══ Given records ══
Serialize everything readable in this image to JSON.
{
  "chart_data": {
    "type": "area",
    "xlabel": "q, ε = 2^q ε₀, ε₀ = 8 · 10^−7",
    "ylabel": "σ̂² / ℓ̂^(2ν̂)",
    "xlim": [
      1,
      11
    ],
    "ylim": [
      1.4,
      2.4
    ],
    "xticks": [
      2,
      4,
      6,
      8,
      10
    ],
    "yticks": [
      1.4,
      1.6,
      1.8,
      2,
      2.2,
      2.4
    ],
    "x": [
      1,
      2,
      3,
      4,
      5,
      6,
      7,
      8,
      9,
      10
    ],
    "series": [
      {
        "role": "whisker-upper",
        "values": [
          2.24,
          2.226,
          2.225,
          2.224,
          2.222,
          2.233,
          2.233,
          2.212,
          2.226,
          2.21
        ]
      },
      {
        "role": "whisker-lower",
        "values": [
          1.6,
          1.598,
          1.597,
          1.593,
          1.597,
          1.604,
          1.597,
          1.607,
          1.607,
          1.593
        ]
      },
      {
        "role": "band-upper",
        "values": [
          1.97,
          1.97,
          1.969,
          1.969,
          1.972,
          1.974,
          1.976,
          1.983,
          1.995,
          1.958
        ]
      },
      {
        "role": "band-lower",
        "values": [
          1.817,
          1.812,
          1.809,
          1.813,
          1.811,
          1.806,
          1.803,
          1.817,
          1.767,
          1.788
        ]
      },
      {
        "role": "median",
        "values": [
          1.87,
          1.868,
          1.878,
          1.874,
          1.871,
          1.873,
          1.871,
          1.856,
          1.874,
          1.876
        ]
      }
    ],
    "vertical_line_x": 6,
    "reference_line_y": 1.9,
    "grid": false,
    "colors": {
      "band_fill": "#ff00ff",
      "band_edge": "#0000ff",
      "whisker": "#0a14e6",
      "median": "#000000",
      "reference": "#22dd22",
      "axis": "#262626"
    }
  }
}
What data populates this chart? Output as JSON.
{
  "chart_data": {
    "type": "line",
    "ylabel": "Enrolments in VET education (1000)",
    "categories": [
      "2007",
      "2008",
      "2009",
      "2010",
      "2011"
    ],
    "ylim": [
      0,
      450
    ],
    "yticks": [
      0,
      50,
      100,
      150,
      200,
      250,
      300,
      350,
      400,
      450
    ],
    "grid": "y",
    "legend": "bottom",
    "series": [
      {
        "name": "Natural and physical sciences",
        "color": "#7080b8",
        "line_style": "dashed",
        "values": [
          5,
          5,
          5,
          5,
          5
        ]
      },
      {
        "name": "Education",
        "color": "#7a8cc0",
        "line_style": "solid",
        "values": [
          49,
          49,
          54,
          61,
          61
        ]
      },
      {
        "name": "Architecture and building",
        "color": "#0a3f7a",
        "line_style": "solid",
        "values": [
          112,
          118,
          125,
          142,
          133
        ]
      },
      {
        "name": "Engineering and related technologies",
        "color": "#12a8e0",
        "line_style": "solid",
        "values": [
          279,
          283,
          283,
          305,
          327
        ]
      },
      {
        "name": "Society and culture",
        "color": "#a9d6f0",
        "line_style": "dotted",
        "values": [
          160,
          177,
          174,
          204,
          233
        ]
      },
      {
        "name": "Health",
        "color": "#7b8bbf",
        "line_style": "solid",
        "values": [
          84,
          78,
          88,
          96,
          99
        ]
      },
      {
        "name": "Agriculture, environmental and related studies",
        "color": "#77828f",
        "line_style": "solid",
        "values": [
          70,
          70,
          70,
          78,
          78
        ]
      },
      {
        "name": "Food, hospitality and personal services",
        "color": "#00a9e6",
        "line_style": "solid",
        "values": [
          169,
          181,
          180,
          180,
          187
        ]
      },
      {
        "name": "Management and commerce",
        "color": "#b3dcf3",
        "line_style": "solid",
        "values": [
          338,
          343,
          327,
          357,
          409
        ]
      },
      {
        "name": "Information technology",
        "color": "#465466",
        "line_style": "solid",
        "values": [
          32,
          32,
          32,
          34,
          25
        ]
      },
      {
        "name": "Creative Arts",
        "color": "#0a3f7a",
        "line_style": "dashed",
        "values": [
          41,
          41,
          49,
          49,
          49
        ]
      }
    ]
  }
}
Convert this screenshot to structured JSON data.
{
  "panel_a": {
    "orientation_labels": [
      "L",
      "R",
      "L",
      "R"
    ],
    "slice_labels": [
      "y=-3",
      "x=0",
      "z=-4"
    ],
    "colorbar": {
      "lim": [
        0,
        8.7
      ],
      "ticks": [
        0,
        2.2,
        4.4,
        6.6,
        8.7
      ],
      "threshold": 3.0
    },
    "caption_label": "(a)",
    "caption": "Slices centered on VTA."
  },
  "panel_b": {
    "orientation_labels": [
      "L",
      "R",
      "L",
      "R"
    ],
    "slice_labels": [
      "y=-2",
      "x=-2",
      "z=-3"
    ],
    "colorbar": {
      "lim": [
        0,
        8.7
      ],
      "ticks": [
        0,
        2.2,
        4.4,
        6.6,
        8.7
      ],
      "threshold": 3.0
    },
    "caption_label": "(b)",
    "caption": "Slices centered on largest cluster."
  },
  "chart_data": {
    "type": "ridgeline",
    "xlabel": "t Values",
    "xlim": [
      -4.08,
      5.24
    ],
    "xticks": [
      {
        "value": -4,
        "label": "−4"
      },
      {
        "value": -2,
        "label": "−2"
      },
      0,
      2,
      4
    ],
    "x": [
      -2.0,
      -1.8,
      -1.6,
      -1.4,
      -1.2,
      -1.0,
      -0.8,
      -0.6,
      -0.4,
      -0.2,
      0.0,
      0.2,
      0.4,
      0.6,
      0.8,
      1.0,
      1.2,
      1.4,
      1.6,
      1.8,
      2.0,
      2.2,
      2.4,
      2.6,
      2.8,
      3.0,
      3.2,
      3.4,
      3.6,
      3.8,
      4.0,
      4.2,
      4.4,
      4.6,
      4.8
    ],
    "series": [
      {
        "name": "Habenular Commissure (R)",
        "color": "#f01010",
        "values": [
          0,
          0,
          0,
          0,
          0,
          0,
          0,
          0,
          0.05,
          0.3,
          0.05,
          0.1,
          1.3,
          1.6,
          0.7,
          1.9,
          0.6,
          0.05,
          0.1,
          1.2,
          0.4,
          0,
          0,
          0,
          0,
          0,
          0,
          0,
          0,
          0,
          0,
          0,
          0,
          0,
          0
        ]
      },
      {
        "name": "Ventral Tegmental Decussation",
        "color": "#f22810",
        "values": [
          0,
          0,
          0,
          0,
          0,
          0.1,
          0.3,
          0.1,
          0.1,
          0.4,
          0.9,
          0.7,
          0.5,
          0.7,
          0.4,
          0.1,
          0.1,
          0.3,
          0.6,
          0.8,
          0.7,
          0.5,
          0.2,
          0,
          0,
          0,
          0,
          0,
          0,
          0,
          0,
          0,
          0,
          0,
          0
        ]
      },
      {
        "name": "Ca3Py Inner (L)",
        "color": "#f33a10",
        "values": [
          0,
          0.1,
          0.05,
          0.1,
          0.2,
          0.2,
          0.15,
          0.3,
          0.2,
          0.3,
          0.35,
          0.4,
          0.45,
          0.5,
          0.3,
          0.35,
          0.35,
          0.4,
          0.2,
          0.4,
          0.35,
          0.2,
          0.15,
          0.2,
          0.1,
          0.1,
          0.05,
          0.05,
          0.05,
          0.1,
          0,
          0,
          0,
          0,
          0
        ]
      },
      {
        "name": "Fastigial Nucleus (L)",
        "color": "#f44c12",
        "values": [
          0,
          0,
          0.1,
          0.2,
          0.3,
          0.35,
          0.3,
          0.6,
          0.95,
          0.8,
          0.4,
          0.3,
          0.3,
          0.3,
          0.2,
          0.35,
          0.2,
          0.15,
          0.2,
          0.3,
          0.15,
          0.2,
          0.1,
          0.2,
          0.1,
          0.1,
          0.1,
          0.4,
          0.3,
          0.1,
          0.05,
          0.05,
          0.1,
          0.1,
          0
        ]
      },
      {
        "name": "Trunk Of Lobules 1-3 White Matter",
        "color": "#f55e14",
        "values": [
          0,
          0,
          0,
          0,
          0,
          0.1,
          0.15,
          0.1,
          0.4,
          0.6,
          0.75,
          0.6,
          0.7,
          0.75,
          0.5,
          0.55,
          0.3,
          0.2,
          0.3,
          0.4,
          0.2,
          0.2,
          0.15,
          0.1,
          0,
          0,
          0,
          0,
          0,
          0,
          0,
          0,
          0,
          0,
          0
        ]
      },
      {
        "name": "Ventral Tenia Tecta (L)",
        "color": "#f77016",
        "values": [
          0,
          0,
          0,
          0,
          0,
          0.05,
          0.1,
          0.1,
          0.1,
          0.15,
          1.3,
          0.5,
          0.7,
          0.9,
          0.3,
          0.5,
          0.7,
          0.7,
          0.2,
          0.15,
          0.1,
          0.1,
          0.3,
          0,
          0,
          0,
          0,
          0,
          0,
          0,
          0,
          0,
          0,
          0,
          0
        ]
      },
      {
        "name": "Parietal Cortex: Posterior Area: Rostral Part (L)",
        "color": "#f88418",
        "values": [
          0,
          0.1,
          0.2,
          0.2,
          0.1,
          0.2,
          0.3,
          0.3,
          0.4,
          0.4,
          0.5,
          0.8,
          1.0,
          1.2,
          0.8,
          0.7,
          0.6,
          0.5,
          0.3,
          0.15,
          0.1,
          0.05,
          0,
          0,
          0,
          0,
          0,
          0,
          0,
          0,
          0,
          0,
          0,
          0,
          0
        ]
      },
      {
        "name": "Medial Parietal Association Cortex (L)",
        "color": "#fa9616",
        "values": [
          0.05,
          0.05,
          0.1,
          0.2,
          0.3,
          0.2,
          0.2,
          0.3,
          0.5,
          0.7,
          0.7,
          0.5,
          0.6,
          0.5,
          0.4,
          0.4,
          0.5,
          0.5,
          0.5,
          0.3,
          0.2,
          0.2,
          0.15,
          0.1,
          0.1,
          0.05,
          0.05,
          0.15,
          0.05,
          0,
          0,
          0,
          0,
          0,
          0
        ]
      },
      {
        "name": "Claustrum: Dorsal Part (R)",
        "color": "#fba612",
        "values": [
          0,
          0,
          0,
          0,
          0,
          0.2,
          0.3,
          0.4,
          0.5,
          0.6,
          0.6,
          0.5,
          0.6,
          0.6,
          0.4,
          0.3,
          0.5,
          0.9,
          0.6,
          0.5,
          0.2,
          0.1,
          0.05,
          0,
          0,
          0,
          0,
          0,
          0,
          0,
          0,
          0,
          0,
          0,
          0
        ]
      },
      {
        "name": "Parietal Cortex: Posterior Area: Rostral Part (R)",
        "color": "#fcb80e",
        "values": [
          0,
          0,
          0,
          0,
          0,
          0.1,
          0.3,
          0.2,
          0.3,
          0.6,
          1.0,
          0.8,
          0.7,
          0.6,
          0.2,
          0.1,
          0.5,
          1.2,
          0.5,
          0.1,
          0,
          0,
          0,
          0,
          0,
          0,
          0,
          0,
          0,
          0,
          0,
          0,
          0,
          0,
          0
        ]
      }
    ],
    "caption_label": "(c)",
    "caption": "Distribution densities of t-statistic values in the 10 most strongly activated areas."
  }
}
═══
### Your goal
Look through the listing above. Pick out each line with "ylabel" and copy it.

### Written solution
    "ylabel": "σ̂² / ℓ̂^(2ν̂)",
    "ylabel": "Enrolments in VET education (1000)",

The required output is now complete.